Set problem ▸ Copy out all lines where "JSON" appears.

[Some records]
- - -

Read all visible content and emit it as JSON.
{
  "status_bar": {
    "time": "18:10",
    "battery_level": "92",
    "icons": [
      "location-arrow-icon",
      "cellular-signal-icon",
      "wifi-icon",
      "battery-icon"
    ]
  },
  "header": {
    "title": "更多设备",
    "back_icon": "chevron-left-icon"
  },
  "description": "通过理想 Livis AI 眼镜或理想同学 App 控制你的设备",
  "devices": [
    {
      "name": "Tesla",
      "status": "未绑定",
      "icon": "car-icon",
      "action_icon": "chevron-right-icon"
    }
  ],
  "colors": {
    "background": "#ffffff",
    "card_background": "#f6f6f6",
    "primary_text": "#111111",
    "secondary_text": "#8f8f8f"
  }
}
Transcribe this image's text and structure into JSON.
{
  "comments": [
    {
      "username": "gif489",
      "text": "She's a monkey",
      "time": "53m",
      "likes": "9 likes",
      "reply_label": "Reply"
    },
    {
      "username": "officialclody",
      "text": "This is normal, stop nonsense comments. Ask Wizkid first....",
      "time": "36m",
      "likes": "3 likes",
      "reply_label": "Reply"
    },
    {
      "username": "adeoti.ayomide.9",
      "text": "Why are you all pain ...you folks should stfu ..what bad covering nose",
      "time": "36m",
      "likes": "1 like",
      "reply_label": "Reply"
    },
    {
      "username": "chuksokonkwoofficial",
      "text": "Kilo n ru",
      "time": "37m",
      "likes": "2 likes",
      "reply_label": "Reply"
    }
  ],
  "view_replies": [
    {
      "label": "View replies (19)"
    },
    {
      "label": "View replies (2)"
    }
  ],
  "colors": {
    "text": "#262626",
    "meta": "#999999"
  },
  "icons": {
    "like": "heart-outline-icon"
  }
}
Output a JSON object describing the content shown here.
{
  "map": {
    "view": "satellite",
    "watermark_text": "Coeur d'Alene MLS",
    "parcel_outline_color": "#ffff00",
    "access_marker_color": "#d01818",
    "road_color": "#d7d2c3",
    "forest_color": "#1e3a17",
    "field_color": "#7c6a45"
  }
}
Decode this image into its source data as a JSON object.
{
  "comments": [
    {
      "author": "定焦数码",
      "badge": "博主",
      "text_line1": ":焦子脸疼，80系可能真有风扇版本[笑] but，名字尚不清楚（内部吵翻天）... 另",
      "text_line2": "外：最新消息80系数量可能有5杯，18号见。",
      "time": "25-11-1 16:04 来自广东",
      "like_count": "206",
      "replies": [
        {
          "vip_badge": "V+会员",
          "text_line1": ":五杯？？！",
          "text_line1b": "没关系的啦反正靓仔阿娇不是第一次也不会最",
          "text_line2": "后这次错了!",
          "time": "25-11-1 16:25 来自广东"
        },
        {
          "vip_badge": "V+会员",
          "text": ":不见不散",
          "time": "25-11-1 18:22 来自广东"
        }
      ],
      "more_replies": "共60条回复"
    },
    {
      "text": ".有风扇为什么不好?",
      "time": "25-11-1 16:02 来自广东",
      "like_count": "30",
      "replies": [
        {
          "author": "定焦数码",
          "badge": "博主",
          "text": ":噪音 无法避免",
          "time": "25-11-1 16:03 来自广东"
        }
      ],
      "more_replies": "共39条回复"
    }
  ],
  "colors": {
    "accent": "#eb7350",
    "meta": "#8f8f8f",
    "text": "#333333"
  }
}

- - -

Full answer ▸
Read all visible content and emit it as JSON.
Transcribe this image's text and structure into JSON.
Output a JSON object describing the content shown here.
Decode this image into its source data as a JSON object.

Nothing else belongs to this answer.